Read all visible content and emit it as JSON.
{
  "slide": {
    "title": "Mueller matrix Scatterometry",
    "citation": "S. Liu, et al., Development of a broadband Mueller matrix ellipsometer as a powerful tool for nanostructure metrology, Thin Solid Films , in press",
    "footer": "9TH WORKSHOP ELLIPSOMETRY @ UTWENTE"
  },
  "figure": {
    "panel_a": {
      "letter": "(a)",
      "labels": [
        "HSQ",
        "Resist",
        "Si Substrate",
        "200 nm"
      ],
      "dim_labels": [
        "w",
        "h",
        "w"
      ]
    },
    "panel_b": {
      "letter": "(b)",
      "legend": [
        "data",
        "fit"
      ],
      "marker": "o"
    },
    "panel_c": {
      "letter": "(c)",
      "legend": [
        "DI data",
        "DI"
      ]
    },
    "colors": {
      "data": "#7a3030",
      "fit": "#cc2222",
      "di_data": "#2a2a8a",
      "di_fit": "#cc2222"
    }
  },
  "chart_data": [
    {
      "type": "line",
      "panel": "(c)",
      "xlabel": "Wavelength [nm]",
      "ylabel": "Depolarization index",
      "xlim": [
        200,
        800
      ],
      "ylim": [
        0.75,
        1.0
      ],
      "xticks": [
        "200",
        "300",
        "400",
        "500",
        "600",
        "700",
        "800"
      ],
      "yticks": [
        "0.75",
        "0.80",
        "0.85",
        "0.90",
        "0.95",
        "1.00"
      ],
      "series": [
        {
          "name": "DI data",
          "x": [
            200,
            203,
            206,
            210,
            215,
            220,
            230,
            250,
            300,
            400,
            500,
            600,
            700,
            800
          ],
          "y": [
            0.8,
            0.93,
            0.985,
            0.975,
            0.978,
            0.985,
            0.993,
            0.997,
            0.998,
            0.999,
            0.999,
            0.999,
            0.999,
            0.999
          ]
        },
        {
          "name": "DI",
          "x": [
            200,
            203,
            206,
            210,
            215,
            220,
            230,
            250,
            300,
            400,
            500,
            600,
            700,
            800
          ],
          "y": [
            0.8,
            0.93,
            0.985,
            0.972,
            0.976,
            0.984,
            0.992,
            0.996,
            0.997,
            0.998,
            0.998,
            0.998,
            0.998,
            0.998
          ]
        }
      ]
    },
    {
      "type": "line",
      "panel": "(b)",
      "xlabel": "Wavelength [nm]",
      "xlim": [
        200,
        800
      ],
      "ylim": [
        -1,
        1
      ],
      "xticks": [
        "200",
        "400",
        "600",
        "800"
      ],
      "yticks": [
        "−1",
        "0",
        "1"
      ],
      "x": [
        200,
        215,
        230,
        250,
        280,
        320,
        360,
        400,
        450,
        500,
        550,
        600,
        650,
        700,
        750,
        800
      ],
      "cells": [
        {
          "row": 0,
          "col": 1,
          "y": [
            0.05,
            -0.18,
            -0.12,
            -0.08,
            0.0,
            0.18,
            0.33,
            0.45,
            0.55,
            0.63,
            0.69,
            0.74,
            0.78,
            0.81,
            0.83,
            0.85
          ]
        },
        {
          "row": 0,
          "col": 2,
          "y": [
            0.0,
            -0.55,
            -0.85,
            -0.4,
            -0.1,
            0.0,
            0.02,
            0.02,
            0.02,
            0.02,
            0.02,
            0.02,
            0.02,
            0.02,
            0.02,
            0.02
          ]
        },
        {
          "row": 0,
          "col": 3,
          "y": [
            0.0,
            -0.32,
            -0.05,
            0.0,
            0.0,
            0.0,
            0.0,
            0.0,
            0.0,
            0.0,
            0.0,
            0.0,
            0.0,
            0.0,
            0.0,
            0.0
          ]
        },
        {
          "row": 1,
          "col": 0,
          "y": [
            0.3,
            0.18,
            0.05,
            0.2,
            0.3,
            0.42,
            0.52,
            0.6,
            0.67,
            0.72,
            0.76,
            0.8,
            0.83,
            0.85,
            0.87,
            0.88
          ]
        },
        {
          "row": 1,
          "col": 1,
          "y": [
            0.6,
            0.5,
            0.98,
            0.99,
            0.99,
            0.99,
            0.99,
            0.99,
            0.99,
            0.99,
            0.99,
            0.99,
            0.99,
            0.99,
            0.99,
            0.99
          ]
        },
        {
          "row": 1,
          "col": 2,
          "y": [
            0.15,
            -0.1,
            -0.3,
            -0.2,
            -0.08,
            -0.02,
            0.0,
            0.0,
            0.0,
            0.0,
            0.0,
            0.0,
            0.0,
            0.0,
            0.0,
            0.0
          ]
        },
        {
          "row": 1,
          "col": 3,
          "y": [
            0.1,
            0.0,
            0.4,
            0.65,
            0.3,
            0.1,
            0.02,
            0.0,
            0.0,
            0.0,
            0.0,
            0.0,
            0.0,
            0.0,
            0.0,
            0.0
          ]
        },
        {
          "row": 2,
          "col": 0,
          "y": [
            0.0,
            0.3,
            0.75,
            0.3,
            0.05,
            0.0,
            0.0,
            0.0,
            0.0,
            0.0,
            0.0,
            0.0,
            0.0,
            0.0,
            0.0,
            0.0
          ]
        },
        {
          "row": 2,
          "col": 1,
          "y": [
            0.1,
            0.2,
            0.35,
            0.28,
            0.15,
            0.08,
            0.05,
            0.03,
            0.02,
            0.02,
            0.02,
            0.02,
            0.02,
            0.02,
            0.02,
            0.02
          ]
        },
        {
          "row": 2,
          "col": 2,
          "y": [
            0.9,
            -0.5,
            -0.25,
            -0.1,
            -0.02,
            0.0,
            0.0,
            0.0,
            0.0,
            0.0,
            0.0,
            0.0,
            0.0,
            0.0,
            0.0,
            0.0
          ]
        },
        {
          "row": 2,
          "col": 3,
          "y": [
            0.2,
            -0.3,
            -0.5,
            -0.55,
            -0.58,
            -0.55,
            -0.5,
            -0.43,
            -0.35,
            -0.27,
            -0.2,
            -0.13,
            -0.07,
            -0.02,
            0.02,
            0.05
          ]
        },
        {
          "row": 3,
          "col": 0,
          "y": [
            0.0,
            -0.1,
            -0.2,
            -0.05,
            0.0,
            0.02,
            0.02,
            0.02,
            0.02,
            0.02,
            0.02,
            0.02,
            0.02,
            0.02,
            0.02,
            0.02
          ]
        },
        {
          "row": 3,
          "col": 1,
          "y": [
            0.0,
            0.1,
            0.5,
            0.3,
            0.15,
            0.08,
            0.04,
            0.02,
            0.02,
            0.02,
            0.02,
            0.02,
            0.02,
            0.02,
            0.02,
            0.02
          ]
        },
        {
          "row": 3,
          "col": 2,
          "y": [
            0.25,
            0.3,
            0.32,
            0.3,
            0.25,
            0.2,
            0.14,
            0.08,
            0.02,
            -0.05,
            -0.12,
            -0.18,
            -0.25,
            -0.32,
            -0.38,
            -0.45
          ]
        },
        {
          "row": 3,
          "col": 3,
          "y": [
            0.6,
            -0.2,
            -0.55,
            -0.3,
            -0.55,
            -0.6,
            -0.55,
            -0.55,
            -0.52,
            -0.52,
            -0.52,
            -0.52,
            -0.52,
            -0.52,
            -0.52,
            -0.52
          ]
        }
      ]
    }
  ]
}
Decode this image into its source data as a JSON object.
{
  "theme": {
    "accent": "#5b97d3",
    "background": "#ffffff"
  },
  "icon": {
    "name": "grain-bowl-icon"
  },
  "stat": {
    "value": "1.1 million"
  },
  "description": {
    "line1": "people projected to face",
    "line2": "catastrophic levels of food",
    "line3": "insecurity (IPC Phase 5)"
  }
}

==

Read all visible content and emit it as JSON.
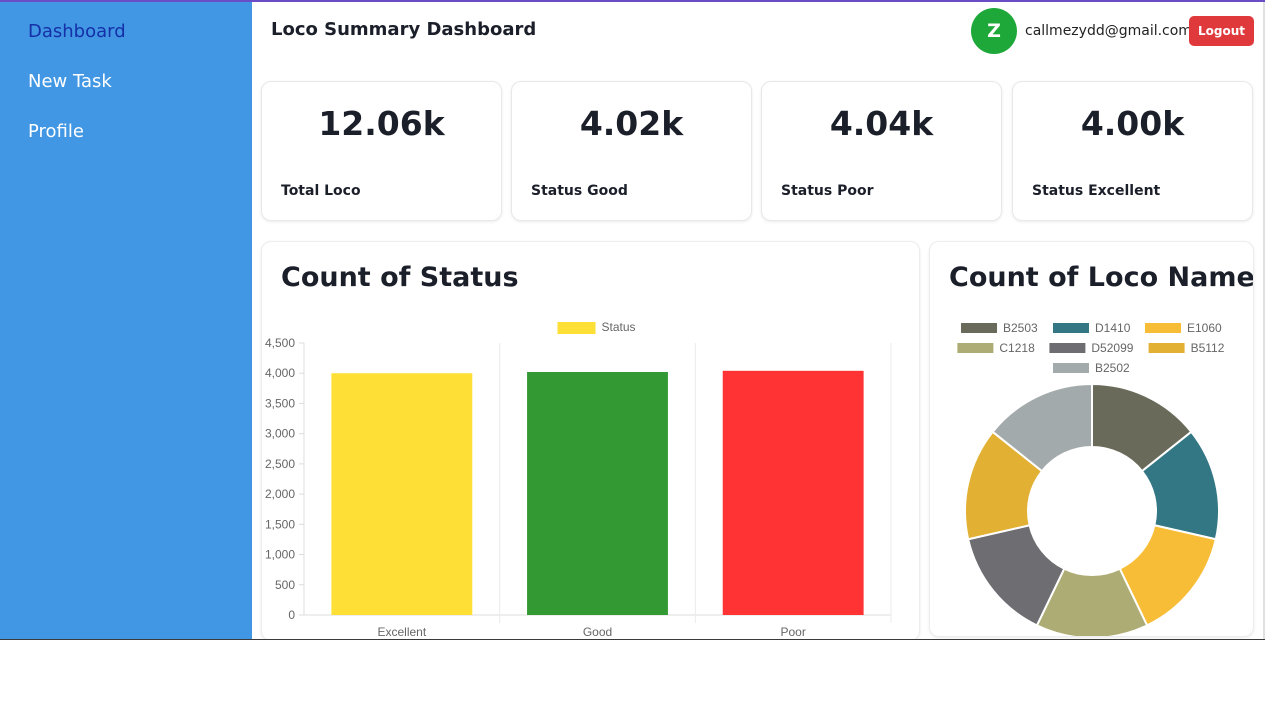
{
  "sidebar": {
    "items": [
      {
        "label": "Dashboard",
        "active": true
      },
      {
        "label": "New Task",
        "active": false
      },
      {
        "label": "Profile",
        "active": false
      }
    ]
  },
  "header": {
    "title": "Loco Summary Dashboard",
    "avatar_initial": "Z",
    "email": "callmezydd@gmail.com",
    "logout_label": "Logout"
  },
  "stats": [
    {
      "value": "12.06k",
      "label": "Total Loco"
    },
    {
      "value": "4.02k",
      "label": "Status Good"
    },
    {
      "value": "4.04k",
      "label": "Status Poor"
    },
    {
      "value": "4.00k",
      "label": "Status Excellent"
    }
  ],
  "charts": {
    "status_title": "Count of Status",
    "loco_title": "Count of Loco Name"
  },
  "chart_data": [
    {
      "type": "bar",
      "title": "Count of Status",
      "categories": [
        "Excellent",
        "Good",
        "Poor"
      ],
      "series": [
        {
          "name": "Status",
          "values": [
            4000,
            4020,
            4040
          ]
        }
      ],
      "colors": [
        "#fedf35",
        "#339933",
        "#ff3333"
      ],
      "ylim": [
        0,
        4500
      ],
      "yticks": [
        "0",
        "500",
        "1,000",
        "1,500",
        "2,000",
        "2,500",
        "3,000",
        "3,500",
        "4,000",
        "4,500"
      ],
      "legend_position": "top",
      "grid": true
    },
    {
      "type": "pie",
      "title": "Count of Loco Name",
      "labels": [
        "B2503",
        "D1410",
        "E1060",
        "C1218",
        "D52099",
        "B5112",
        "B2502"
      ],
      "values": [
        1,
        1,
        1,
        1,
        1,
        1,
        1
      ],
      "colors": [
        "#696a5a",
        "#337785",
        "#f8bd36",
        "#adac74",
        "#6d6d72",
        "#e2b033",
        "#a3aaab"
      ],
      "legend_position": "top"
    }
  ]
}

_REQUIRED WORK_
Every line containing the string "Dashboard" must be listed.

_RESPONSE FOR THIS EXERCISE_
        "label": "Dashboard",
    "title": "Loco Summary Dashboard",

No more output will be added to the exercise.